→ Instructions to follow: All records are to be retyped faithfully and completely.
════════
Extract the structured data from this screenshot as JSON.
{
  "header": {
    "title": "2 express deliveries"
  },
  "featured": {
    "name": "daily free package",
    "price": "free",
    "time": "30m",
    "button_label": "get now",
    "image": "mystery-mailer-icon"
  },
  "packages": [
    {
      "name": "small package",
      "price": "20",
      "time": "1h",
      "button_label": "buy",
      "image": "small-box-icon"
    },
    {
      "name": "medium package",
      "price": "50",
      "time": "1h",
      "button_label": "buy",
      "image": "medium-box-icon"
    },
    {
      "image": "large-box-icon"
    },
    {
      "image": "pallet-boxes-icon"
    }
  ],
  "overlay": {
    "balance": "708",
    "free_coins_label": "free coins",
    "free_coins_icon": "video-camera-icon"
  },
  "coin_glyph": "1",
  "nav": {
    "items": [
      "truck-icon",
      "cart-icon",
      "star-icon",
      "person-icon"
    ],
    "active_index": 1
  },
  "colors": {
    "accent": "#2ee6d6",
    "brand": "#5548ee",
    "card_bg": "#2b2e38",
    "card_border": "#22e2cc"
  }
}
════════
→ Output of the task:
Extract the structured data from this screenshot as JSON.
{
  "header": {
    "title": "2 express deliveries"
  },
  "featured": {
    "name": "daily free package",
    "price": "free",
    "time": "30m",
    "button_label": "get now",
    "image": "mystery-mailer-icon"
  },
  "packages": [
    {
      "name": "small package",
      "price": "20",
      "time": "1h",
      "button_label": "buy",
      "image": "small-box-icon"
    },
    {
      "name": "medium package",
      "price": "50",
      "time": "1h",
      "button_label": "buy",
      "image": "medium-box-icon"
    },
    {
      "image": "large-box-icon"
    },
    {
      "image": "pallet-boxes-icon"
    }
  ],
  "overlay": {
    "balance": "708",
    "free_coins_label": "free coins",
    "free_coins_icon": "video-camera-icon"
  },
  "coin_glyph": "1",
  "nav": {
    "items": [
      "truck-icon",
      "cart-icon",
      "star-icon",
      "person-icon"
    ],
    "active_index": 1
  },
  "colors": {
    "accent": "#2ee6d6",
    "brand": "#5548ee",
    "card_bg": "#2b2e38",
    "card_border": "#22e2cc"
  }
}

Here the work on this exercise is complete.